§ **Required work**
Pull every line containing the word "plain" from the records.

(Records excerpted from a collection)
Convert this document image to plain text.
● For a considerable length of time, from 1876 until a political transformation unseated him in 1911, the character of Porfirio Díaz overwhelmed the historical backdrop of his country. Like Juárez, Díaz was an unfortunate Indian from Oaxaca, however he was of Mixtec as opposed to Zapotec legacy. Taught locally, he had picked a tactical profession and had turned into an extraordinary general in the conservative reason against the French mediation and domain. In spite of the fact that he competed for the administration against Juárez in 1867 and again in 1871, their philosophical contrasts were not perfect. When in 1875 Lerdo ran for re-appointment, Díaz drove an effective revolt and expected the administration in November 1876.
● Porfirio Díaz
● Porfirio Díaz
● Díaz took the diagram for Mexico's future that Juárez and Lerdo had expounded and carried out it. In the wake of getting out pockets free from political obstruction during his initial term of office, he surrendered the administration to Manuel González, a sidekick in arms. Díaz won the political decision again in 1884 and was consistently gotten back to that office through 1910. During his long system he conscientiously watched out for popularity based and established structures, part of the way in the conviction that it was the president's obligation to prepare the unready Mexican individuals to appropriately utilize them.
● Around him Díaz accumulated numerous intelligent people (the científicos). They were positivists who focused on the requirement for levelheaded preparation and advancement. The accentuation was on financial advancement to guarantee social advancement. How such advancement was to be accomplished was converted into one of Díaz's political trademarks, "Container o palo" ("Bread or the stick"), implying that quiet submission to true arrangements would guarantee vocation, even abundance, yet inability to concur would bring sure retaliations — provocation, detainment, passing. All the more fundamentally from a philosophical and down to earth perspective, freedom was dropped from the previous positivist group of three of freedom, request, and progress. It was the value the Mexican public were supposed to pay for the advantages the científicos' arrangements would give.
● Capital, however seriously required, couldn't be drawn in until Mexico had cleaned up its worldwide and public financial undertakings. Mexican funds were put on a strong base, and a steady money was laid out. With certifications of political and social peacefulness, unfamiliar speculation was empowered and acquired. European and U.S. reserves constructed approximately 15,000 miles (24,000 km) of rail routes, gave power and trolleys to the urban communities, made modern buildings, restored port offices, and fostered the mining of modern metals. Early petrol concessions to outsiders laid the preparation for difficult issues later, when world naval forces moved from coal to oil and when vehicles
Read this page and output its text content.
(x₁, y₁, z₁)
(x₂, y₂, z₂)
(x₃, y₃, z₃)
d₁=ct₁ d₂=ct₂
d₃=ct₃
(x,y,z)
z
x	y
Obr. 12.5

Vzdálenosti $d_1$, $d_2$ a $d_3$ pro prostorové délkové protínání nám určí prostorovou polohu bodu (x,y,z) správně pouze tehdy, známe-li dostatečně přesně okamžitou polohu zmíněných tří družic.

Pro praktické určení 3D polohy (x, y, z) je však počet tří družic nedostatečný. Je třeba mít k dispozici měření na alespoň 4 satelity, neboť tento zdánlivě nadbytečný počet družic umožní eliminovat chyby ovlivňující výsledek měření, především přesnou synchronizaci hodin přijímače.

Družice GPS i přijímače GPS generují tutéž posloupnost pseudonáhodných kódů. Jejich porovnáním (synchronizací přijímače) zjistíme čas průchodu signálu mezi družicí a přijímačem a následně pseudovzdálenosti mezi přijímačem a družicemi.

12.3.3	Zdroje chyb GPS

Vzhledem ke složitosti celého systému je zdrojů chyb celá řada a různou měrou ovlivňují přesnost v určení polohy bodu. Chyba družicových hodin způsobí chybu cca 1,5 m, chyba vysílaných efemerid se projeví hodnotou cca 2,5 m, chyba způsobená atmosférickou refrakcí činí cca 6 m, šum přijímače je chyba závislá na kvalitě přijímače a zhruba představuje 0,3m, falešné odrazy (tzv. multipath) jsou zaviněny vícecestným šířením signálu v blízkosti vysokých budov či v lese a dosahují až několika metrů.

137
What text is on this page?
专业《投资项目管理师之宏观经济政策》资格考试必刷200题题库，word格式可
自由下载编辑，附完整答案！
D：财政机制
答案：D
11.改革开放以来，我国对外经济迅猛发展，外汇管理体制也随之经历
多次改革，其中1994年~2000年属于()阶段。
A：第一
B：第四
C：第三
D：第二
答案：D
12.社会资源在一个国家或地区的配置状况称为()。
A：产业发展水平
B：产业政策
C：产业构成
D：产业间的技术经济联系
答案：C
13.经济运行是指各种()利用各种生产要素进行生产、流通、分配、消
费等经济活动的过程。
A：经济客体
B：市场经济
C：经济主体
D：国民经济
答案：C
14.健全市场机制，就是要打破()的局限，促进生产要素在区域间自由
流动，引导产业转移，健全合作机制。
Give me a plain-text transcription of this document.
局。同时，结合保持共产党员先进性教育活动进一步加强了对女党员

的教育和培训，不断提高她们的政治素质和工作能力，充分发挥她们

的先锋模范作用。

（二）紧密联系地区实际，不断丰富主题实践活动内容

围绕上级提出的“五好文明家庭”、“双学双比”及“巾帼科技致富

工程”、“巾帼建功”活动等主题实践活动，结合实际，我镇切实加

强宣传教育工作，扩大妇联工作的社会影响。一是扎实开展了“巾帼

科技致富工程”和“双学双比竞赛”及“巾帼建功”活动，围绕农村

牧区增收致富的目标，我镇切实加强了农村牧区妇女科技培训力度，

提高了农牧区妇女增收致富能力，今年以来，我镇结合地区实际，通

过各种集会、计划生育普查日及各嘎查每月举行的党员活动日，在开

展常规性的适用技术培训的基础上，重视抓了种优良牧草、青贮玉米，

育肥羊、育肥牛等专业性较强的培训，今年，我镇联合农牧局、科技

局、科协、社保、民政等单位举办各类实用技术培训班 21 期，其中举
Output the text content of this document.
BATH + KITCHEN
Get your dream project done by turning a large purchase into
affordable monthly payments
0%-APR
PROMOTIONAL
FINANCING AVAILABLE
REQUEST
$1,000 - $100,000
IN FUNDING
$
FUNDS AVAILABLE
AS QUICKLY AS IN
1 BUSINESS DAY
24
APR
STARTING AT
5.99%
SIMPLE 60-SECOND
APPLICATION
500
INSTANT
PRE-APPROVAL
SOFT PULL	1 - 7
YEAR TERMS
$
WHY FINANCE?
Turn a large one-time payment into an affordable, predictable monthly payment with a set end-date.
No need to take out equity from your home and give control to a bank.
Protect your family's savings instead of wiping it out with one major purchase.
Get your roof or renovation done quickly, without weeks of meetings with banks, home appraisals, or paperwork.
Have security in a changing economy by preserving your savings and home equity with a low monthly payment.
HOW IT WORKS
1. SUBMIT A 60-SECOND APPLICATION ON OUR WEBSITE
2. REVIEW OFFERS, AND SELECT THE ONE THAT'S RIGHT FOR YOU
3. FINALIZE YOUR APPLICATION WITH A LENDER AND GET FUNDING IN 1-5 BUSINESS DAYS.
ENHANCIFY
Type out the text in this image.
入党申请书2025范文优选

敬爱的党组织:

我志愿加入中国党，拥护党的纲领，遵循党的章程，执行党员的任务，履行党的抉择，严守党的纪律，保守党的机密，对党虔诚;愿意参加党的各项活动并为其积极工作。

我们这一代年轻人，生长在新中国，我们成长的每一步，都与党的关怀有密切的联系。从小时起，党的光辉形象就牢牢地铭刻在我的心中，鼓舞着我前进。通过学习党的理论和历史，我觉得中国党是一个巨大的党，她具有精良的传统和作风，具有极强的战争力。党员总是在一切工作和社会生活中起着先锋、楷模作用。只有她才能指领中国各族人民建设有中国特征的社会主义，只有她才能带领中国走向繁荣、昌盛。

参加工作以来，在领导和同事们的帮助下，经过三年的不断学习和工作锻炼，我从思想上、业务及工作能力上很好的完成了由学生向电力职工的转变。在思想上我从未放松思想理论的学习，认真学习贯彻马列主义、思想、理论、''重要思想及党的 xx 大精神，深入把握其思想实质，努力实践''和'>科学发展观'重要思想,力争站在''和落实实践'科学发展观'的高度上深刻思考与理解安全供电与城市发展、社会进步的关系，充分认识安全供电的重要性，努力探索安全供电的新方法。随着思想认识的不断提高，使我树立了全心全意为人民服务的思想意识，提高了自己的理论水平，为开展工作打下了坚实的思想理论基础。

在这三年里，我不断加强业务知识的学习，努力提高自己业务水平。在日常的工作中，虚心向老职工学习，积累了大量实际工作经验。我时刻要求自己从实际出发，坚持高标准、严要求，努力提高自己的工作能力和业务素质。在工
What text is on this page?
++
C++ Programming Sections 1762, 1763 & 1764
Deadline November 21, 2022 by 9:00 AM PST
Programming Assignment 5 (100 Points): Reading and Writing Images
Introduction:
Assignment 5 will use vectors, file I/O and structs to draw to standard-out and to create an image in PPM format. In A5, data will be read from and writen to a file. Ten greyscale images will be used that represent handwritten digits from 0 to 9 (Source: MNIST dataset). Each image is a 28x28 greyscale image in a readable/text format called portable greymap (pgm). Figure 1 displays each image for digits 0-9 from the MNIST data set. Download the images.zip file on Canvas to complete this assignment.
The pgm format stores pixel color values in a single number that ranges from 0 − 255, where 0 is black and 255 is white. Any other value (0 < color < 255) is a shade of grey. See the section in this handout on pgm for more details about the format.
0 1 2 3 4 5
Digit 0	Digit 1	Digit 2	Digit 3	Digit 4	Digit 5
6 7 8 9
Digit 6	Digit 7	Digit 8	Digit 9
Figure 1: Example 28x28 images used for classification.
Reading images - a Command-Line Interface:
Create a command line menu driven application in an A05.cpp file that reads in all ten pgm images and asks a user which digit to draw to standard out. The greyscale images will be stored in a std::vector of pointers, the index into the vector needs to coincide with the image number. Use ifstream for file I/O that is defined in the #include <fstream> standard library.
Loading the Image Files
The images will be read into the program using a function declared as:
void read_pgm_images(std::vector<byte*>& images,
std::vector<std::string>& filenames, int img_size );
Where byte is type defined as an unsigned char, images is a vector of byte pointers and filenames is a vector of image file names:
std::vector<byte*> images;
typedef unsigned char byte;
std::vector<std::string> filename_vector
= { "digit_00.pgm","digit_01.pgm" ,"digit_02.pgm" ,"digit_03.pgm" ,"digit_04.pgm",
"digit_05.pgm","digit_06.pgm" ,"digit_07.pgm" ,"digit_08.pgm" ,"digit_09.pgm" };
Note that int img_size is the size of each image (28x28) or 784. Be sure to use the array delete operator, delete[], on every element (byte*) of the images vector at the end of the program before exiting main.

§ **Exercise result**
Convert this document image to plain text.
Give me a plain-text transcription of this document.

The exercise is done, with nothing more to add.